--- Start of Source records ---

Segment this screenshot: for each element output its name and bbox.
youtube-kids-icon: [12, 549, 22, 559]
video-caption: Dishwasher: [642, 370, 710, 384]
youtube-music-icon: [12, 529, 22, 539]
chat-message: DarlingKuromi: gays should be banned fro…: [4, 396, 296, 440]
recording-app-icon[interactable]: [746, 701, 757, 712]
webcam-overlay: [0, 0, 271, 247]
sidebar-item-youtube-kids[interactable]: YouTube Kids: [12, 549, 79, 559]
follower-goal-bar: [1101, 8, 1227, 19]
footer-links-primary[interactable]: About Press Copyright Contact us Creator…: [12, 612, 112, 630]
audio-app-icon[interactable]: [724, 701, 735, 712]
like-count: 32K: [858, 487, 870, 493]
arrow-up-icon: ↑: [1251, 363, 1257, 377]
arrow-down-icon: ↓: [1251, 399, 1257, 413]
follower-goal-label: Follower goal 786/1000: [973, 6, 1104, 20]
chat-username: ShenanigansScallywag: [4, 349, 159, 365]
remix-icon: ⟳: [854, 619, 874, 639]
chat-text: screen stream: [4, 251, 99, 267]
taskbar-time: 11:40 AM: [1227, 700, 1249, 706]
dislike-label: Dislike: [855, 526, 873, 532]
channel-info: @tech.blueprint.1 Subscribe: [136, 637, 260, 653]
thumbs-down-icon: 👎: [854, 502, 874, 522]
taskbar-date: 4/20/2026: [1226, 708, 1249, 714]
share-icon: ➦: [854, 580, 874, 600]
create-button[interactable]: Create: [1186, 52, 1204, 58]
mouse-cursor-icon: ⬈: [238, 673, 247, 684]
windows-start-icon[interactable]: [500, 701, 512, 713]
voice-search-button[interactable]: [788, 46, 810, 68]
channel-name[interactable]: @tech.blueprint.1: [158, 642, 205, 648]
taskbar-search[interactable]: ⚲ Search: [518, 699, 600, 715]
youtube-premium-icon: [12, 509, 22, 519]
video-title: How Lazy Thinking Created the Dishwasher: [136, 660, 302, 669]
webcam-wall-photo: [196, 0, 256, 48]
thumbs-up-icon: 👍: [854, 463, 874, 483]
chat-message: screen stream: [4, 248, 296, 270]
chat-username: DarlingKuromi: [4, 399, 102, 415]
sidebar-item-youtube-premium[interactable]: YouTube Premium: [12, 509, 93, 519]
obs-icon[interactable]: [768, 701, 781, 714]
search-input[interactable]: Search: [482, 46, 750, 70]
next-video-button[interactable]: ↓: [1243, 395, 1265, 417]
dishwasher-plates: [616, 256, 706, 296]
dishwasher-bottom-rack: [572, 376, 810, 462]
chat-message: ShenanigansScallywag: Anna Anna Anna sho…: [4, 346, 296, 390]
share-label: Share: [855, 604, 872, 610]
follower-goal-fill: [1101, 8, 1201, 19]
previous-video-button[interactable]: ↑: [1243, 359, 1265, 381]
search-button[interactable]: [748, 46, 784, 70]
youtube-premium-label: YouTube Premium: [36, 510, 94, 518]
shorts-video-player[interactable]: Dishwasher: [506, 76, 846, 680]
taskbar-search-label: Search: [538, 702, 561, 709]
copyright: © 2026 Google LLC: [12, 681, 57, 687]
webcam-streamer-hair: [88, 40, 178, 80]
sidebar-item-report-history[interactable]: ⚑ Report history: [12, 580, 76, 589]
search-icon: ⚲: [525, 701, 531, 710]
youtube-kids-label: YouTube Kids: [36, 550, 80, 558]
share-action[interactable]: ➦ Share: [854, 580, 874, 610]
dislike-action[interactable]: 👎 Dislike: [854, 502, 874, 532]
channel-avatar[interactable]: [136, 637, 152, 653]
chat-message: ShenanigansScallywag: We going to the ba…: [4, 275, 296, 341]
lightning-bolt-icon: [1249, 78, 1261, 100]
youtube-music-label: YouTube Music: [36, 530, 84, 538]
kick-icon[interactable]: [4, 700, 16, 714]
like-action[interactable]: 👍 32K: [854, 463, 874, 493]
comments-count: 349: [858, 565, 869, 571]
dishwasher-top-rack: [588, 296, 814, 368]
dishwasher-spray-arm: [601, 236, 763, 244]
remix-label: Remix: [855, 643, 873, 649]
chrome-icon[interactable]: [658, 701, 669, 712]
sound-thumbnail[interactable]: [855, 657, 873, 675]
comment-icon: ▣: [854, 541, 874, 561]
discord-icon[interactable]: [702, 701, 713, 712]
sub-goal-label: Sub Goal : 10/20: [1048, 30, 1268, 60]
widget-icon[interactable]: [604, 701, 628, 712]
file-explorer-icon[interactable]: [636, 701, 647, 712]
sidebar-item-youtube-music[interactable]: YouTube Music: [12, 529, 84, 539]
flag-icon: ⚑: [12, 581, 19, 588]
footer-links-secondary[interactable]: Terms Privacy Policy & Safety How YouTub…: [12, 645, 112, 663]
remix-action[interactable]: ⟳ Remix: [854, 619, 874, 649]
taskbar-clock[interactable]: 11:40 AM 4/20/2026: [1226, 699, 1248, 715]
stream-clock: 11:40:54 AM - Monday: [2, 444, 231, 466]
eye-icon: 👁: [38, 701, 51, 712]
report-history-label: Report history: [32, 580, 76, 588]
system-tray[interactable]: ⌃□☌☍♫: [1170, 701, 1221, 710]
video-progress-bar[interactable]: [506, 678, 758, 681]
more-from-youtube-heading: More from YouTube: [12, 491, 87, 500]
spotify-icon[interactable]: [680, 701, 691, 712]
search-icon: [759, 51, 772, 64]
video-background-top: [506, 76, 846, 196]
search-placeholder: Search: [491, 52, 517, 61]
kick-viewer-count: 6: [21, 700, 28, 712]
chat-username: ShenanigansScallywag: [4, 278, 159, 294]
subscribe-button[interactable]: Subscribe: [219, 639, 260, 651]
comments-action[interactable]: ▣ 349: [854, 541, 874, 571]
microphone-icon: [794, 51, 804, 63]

--- End of Source records ---
--- Start of Source records ---

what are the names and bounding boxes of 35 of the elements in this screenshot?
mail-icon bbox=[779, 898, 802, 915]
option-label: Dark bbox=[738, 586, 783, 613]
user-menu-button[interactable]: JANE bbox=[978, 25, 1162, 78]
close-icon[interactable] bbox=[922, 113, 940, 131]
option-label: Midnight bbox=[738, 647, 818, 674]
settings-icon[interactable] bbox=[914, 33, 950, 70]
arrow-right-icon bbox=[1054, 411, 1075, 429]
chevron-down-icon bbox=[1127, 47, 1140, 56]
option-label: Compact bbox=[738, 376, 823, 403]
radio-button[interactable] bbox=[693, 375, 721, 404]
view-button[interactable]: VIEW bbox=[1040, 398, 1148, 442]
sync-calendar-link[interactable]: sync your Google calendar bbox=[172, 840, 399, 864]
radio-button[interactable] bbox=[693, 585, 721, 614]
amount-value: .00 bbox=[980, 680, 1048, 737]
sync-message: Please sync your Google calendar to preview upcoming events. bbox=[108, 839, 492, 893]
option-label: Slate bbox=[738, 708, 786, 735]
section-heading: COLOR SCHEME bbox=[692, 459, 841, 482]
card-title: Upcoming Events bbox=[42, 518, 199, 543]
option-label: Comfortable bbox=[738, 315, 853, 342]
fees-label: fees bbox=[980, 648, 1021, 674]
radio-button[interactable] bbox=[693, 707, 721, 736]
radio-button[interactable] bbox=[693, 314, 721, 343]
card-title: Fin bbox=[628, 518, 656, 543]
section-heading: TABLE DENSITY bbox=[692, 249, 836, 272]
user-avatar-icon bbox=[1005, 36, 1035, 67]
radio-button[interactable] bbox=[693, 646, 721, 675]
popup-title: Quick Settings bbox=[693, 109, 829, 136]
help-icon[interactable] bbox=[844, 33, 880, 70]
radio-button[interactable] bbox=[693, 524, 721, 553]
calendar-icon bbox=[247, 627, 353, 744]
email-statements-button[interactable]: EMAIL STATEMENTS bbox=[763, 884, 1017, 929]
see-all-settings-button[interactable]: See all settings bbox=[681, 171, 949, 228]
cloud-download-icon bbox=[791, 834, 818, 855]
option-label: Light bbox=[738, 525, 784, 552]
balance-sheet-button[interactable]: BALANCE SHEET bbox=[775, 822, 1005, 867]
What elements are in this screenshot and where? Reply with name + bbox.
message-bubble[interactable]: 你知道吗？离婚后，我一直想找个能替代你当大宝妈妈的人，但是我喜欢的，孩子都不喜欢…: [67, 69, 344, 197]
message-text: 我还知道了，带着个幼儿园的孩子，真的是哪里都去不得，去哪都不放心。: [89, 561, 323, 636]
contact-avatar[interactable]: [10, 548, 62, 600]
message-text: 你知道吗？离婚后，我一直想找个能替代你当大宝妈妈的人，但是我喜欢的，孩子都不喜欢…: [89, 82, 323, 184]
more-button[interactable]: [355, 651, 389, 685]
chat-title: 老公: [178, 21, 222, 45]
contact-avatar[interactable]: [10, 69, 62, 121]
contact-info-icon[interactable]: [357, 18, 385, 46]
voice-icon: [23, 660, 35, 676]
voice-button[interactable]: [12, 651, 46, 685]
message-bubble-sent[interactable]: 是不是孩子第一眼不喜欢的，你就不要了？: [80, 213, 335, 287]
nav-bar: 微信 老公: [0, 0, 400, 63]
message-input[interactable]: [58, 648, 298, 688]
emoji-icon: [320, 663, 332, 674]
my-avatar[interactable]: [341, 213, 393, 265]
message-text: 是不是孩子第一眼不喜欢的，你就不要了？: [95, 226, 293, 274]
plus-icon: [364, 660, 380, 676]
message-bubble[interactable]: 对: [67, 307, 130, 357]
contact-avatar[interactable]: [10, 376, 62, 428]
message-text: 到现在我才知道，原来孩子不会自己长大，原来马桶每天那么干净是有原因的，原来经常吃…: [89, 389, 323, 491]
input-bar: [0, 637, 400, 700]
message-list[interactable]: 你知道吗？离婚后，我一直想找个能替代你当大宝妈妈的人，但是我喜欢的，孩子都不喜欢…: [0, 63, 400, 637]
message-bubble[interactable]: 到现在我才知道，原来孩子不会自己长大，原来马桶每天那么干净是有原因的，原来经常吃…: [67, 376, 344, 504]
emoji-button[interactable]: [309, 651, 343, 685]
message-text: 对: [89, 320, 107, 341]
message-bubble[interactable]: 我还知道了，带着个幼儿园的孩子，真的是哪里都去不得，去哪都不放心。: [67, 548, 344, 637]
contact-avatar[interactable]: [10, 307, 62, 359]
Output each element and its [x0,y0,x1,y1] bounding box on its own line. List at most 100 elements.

--- End of Source records ---

Given problem: Rewrite the records from the line with "Segment this screenshot: for" to the line with "arrow-down-icon: ↓: [1251, 399, 1257, 413]", swapping "follower-goal-bar" for "follower-progress-bar" and leaving everything else as it is.

Solved problem:
Segment this screenshot: for each element output its name and bbox.
youtube-kids-icon: [12, 549, 22, 559]
video-caption: Dishwasher: [642, 370, 710, 384]
youtube-music-icon: [12, 529, 22, 539]
chat-message: DarlingKuromi: gays should be banned fro…: [4, 396, 296, 440]
recording-app-icon[interactable]: [746, 701, 757, 712]
webcam-overlay: [0, 0, 271, 247]
sidebar-item-youtube-kids[interactable]: YouTube Kids: [12, 549, 79, 559]
follower-progress-bar: [1101, 8, 1227, 19]
footer-links-primary[interactable]: About Press Copyright Contact us Creator…: [12, 612, 112, 630]
audio-app-icon[interactable]: [724, 701, 735, 712]
like-count: 32K: [858, 487, 870, 493]
arrow-up-icon: ↑: [1251, 363, 1257, 377]
arrow-down-icon: ↓: [1251, 399, 1257, 413]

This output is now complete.